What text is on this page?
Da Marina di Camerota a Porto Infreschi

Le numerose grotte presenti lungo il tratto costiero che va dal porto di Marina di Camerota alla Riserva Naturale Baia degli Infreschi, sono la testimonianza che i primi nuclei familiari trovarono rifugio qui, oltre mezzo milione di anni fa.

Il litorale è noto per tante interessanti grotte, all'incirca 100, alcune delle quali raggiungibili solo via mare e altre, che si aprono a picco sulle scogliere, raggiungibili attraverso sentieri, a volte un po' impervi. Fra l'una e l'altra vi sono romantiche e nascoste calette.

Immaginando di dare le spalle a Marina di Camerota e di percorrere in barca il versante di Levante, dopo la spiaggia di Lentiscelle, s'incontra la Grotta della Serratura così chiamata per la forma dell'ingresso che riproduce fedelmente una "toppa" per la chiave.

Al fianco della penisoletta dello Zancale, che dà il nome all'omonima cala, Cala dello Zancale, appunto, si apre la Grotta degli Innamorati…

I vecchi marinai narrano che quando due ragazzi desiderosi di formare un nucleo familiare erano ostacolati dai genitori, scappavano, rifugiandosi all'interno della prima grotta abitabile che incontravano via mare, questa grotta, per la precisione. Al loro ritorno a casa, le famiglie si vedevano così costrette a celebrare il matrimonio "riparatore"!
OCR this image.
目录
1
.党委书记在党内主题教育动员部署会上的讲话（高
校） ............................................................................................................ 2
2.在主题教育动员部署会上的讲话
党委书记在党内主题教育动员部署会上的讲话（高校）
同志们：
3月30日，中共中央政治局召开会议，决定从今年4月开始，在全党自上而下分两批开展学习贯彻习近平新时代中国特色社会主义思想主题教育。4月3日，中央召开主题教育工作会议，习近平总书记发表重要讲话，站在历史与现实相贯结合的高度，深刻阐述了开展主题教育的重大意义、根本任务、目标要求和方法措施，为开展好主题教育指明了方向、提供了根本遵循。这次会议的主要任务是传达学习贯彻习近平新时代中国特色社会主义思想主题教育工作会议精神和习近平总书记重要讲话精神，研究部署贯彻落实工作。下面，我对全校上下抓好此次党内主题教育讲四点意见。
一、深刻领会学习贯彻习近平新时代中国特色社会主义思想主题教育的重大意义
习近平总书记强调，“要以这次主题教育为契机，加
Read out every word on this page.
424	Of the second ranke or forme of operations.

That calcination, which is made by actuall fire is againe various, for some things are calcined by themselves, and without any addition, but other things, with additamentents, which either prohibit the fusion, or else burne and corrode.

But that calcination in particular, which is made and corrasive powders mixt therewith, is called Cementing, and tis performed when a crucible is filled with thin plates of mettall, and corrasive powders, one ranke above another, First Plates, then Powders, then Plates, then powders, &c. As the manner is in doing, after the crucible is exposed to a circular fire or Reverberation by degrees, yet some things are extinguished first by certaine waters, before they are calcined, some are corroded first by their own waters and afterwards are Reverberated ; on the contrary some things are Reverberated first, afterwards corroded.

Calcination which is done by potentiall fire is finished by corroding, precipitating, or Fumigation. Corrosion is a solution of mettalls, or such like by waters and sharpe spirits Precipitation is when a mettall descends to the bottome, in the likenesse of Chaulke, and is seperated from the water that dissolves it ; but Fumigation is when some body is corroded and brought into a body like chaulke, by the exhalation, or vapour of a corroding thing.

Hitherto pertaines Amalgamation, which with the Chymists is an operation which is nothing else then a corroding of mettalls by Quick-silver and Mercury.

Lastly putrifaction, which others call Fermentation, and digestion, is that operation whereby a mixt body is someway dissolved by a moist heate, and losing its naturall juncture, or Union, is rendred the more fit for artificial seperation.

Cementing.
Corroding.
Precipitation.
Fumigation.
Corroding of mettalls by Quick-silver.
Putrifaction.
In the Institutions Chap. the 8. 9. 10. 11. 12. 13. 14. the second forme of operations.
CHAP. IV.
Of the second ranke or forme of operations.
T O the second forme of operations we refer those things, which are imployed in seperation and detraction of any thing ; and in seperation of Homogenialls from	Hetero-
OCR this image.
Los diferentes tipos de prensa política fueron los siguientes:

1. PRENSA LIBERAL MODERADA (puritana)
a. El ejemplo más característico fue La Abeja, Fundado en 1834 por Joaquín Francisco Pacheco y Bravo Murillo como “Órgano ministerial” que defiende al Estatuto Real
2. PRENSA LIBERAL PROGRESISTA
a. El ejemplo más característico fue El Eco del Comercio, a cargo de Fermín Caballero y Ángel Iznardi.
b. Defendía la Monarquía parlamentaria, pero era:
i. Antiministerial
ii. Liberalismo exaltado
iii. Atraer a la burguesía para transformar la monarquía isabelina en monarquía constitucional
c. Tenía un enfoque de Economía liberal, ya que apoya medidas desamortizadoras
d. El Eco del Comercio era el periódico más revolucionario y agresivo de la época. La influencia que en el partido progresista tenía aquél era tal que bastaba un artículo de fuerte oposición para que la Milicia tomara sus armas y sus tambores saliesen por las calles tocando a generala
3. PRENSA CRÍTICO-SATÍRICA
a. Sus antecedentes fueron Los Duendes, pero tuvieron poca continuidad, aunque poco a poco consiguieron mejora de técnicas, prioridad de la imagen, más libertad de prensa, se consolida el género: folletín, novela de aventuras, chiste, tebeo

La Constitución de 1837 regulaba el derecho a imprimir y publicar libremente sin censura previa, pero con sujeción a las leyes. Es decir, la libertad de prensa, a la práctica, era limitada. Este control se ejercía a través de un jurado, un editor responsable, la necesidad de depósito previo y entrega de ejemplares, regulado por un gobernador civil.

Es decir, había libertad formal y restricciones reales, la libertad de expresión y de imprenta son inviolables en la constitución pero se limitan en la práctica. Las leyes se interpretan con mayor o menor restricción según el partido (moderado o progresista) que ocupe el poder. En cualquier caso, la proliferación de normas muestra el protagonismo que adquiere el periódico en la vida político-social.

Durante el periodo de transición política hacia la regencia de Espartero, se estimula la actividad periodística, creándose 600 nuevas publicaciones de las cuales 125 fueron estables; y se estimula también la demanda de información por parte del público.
:::::
__The request__:
Repeat every record exactly as written, please.

__Task answer__:
What text is on this page?
Da Marina di Camerota a Porto Infreschi

Le numerose grotte presenti lungo il tratto costiero che va dal porto di Marina di Camerota alla Riserva Naturale Baia degli Infreschi, sono la testimonianza che i primi nuclei familiari trovarono rifugio qui, oltre mezzo milione di anni fa.

Il litorale è noto per tante interessanti grotte, all'incirca 100, alcune delle quali raggiungibili solo via mare e altre, che si aprono a picco sulle scogliere, raggiungibili attraverso sentieri, a volte un po' impervi. Fra l'una e l'altra vi sono romantiche e nascoste calette.

Immaginando di dare le spalle a Marina di Camerota e di percorrere in barca il versante di Levante, dopo la spiaggia di Lentiscelle, s'incontra la Grotta della Serratura così chiamata per la forma dell'ingresso che riproduce fedelmente una "toppa" per la chiave.

Al fianco della penisoletta dello Zancale, che dà il nome all'omonima cala, Cala dello Zancale, appunto, si apre la Grotta degli Innamorati…

I vecchi marinai narrano che quando due ragazzi desiderosi di formare un nucleo familiare erano ostacolati dai genitori, scappavano, rifugiandosi all'interno della prima grotta abitabile che incontravano via mare, questa grotta, per la precisione. Al loro ritorno a casa, le famiglie si vedevano così costrette a celebrare il matrimonio "riparatore"!
OCR this image.
目录
1
.党委书记在党内主题教育动员部署会上的讲话（高
校） ............................................................................................................ 2
2.在主题教育动员部署会上的讲话
党委书记在党内主题教育动员部署会上的讲话（高校）
同志们：
3月30日，中共中央政治局召开会议，决定从今年4月开始，在全党自上而下分两批开展学习贯彻习近平新时代中国特色社会主义思想主题教育。4月3日，中央召开主题教育工作会议，习近平总书记发表重要讲话，站在历史与现实相贯结合的高度，深刻阐述了开展主题教育的重大意义、根本任务、目标要求和方法措施，为开展好主题教育指明了方向、提供了根本遵循。这次会议的主要任务是传达学习贯彻习近平新时代中国特色社会主义思想主题教育工作会议精神和习近平总书记重要讲话精神，研究部署贯彻落实工作。下面，我对全校上下抓好此次党内主题教育讲四点意见。
一、深刻领会学习贯彻习近平新时代中国特色社会主义思想主题教育的重大意义
习近平总书记强调，“要以这次主题教育为契机，加
Read out every word on this page.
424	Of the second ranke or forme of operations.

That calcination, which is made by actuall fire is againe various, for some things are calcined by themselves, and without any addition, but other things, with additamentents, which either prohibit the fusion, or else burne and corrode.

But that calcination in particular, which is made and corrasive powders mixt therewith, is called Cementing, and tis performed when a crucible is filled with thin plates of mettall, and corrasive powders, one ranke above another, First Plates, then Powders, then Plates, then powders, &c. As the manner is in doing, after the crucible is exposed to a circular fire or Reverberation by degrees, yet some things are extinguished first by certaine waters, before they are calcined, some are corroded first by their own waters and afterwards are Reverberated ; on the contrary some things are Reverberated first, afterwards corroded.

Calcination which is done by potentiall fire is finished by corroding, precipitating, or Fumigation. Corrosion is a solution of mettalls, or such like by waters and sharpe spirits Precipitation is when a mettall descends to the bottome, in the likenesse of Chaulke, and is seperated from the water that dissolves it ; but Fumigation is when some body is corroded and brought into a body like chaulke, by the exhalation, or vapour of a corroding thing.

Hitherto pertaines Amalgamation, which with the Chymists is an operation which is nothing else then a corroding of mettalls by Quick-silver and Mercury.

Lastly putrifaction, which others call Fermentation, and digestion, is that operation whereby a mixt body is someway dissolved by a moist heate, and losing its naturall juncture, or Union, is rendred the more fit for artificial seperation.

Cementing.
Corroding.
Precipitation.
Fumigation.
Corroding of mettalls by Quick-silver.
Putrifaction.
In the Institutions Chap. the 8. 9. 10. 11. 12. 13. 14. the second forme of operations.
CHAP. IV.
Of the second ranke or forme of operations.
T O the second forme of operations we refer those things, which are imployed in seperation and detraction of any thing ; and in seperation of Homogenialls from	Hetero-
OCR this image.
Los diferentes tipos de prensa política fueron los siguientes:

1. PRENSA LIBERAL MODERADA (puritana)
a. El ejemplo más característico fue La Abeja, Fundado en 1834 por Joaquín Francisco Pacheco y Bravo Murillo como “Órgano ministerial” que defiende al Estatuto Real
2. PRENSA LIBERAL PROGRESISTA
a. El ejemplo más característico fue El Eco del Comercio, a cargo de Fermín Caballero y Ángel Iznardi.
b. Defendía la Monarquía parlamentaria, pero era:
i. Antiministerial
ii. Liberalismo exaltado
iii. Atraer a la burguesía para transformar la monarquía isabelina en monarquía constitucional
c. Tenía un enfoque de Economía liberal, ya que apoya medidas desamortizadoras
d. El Eco del Comercio era el periódico más revolucionario y agresivo de la época. La influencia que en el partido progresista tenía aquél era tal que bastaba un artículo de fuerte oposición para que la Milicia tomara sus armas y sus tambores saliesen por las calles tocando a generala
3. PRENSA CRÍTICO-SATÍRICA
a. Sus antecedentes fueron Los Duendes, pero tuvieron poca continuidad, aunque poco a poco consiguieron mejora de técnicas, prioridad de la imagen, más libertad de prensa, se consolida el género: folletín, novela de aventuras, chiste, tebeo

La Constitución de 1837 regulaba el derecho a imprimir y publicar libremente sin censura previa, pero con sujeción a las leyes. Es decir, la libertad de prensa, a la práctica, era limitada. Este control se ejercía a través de un jurado, un editor responsable, la necesidad de depósito previo y entrega de ejemplares, regulado por un gobernador civil.

Es decir, había libertad formal y restricciones reales, la libertad de expresión y de imprenta son inviolables en la constitución pero se limitan en la práctica. Las leyes se interpretan con mayor o menor restricción según el partido (moderado o progresista) que ocupe el poder. En cualquier caso, la proliferación de normas muestra el protagonismo que adquiere el periódico en la vida político-social.

Durante el periodo de transición política hacia la regencia de Espartero, se estimula la actividad periodística, creándose 600 nuevas publicaciones de las cuales 125 fueron estables; y se estimula también la demanda de información por parte del público.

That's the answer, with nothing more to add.